Re: [RESEND PATCH v10 06/10] vmx: spp: Set up SPP paging table at vmentry/vmexit

From: Sean Christopherson
Date: Fri Jan 10 2020 - 13:05:01 EST


On Thu, Jan 02, 2020 at 02:13:15PM +0800, Yang Weijiang wrote:
> @@ -3585,7 +3602,30 @@ static bool fast_page_fault(struct kvm_vcpu *vcpu, gva_t gva, int level,
> if ((error_code & PFERR_WRITE_MASK) &&
> spte_can_locklessly_be_made_writable(spte))
> {
> - new_spte |= PT_WRITABLE_MASK;
> + /*
> + * Record write protect fault caused by
> + * Sub-page Protection, let VMI decide
> + * the next step.
> + */
> + if (spte & PT_SPP_MASK) {
> + int len = kvm_x86_ops->get_inst_len(vcpu);

There's got to be a better way to handle SPP exits than adding a helper
to retrieve the instruction length.

> +
> + fault_handled = true;
> + vcpu->run->exit_reason = KVM_EXIT_SPP;
> + vcpu->run->spp.addr = gva;
> + vcpu->run->spp.ins_len = len;

s/ins_len/insn_len to be consistent with other KVM nomenclature.

> + trace_kvm_spp_induced_page_fault(vcpu,
> + gva,
> + len);
> + break;
> + }
> +
> + if (was_spp_armed(new_spte)) {
> + restore_spp_bit(&new_spte);
> + spp_protected = true;
> + } else {
> + new_spte |= PT_WRITABLE_MASK;
> + }
>
> /*
> * Do not fix write-permission on the large spte. Since

...

> diff --git a/arch/x86/kvm/vmx/vmx.c b/arch/x86/kvm/vmx/vmx.c
> index 24e4e1c47f42..97d862c79124 100644
> --- a/arch/x86/kvm/vmx/vmx.c
> +++ b/arch/x86/kvm/vmx/vmx.c
> @@ -200,7 +200,6 @@ static const struct {
> [VMENTER_L1D_FLUSH_EPT_DISABLED] = {"EPT disabled", false},
> [VMENTER_L1D_FLUSH_NOT_REQUIRED] = {"not required", false},
> };
> -

Spurious whitepsace.

▬▬▬

● **Problems to solve**
1) Translate this sentence from the patch review into Spanish: "There's got to be a better way to handle SPP exits than adding a helper to retrieve the instruction length."
2) Print the part of the patch review between "From: Sean Christopherson" and "the next step.", inclusive.
The data that come after the patch review play no part in this.

● **Stored records**
▬▬▬

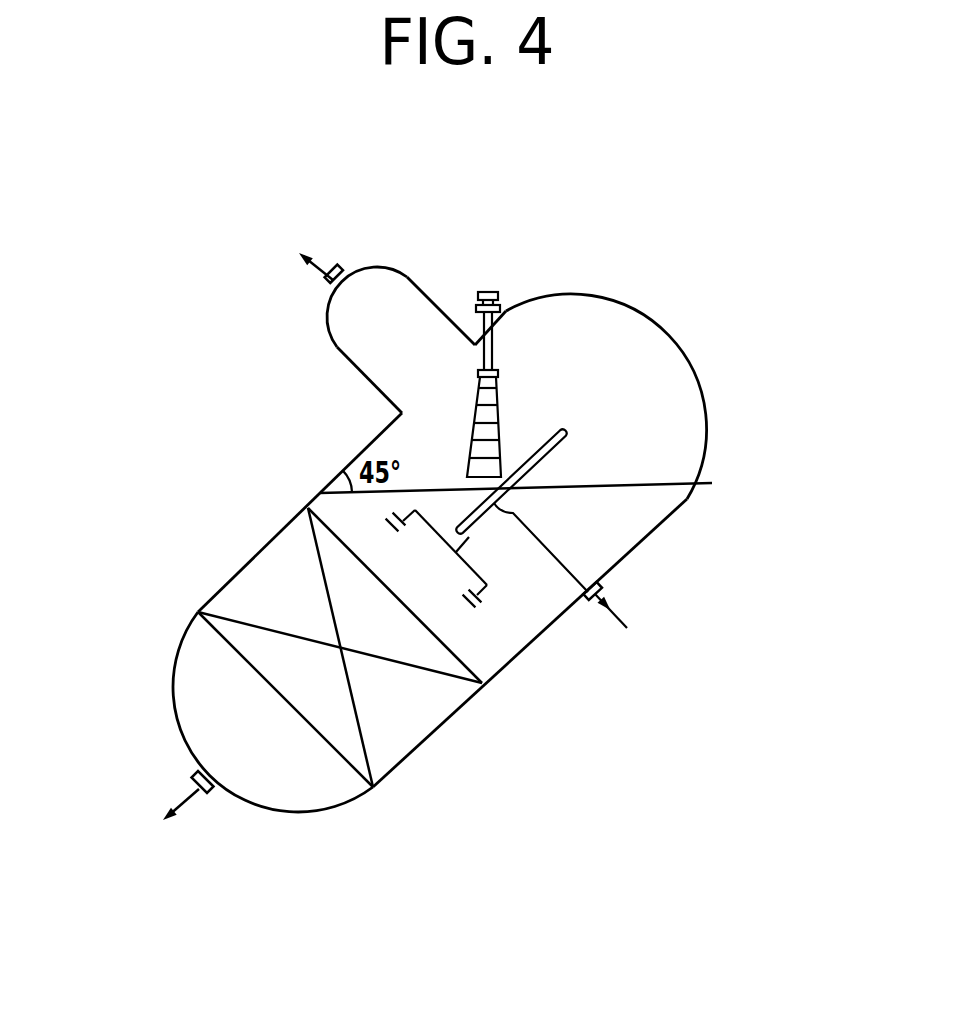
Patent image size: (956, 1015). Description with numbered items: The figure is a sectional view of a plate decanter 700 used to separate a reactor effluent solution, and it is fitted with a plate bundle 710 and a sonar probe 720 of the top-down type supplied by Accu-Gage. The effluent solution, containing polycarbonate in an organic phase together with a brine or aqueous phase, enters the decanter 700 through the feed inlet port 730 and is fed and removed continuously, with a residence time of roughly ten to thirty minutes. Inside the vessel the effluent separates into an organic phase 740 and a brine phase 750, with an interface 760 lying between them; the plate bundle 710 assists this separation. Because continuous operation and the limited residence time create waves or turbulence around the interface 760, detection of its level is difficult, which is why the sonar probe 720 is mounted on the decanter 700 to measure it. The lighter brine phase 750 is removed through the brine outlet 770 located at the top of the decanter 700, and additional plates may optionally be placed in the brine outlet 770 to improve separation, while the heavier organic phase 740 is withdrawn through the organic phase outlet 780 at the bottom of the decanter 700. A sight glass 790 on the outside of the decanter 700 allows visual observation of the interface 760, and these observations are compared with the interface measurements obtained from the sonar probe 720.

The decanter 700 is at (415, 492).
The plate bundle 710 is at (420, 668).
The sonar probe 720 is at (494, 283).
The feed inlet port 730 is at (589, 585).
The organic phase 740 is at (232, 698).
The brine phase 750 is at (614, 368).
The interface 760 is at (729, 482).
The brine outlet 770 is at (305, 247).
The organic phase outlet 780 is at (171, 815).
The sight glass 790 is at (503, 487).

▬▬▬

● **Exercise solutions**
1) Tiene que haber una mejor manera de manejar las salidas de SPP que añadir una función auxiliar para obtener la longitud de la instrucción.

2)
From: Sean Christopherson
Date: Fri Jan 10 2020 - 13:05:01 EST


On Thu, Jan 02, 2020 at 02:13:15PM +0800, Yang Weijiang wrote:
> @@ -3585,7 +3602,30 @@ static bool fast_page_fault(struct kvm_vcpu *vcpu, gva_t gva, int level,
> if ((error_code & PFERR_WRITE_MASK) &&
> spte_can_locklessly_be_made_writable(spte))
> {
> - new_spte |= PT_WRITABLE_MASK;
> + /*
> + * Record write protect fault caused by
> + * Sub-page Protection, let VMI decide
> + * the next step.